Records that describe figures
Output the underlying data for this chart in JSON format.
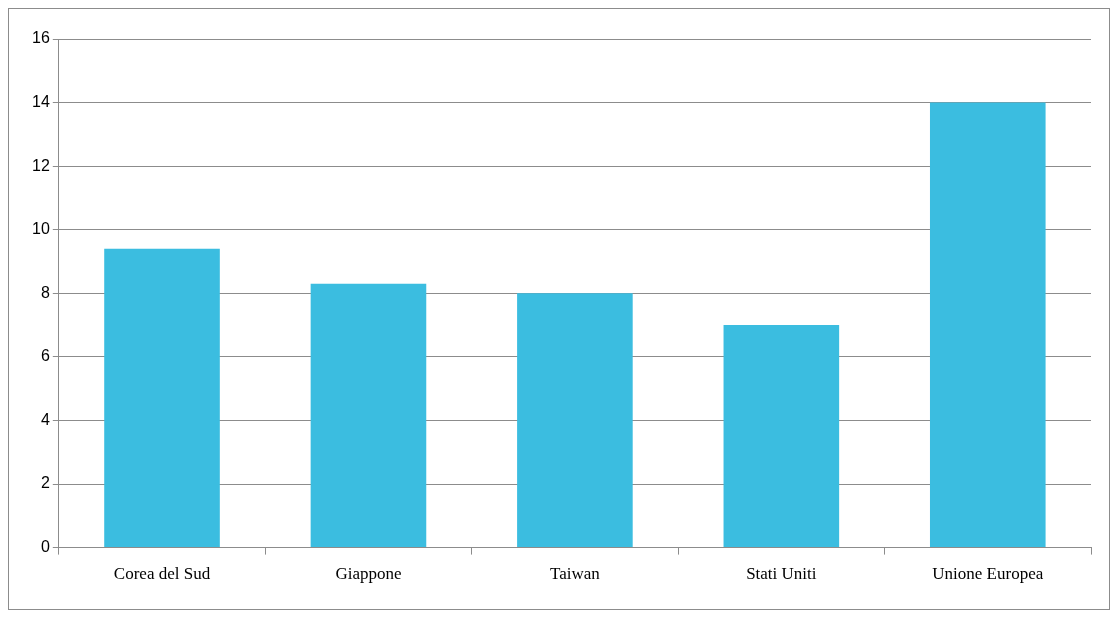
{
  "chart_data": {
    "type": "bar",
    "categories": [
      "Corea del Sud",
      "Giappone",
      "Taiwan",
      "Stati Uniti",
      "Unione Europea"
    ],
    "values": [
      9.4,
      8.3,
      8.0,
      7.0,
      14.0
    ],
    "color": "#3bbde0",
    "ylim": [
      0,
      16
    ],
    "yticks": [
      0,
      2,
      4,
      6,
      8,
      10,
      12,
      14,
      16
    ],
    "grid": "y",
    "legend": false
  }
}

* * *

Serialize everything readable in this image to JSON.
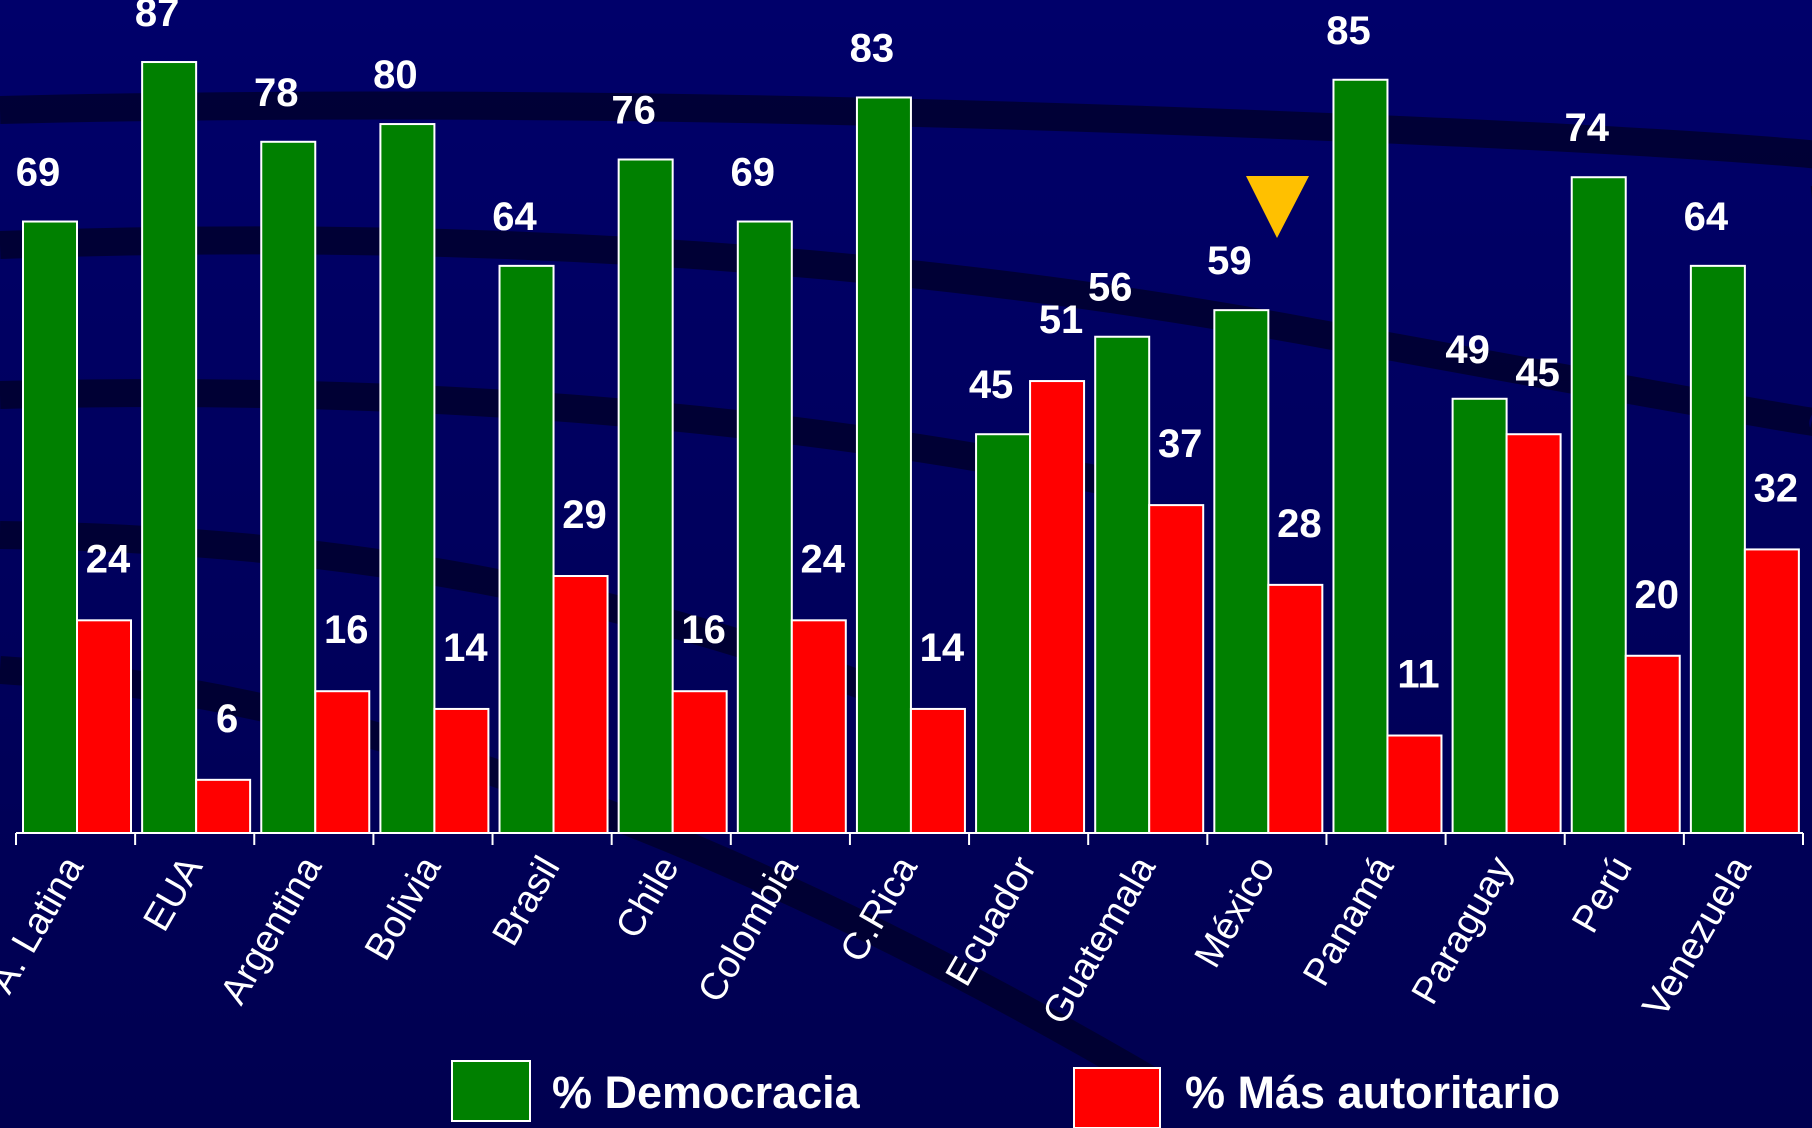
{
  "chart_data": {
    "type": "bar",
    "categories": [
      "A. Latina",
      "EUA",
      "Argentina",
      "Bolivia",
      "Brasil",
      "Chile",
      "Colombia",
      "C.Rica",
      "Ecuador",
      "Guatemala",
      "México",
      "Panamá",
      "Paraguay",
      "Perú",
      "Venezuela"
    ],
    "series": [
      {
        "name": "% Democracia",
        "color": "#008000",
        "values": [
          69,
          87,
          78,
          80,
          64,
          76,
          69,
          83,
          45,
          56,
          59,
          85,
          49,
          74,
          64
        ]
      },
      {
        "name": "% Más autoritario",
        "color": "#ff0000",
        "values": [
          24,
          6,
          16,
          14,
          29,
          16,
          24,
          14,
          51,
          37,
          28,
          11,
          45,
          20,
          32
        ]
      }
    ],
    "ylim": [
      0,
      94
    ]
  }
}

• [Exercise]
Scan the records for the string "this". Copy each line in which it appears.

• [Expected output]
Output the underlying data for this chart in JSON format.
Serialize everything readable in this image to JSON.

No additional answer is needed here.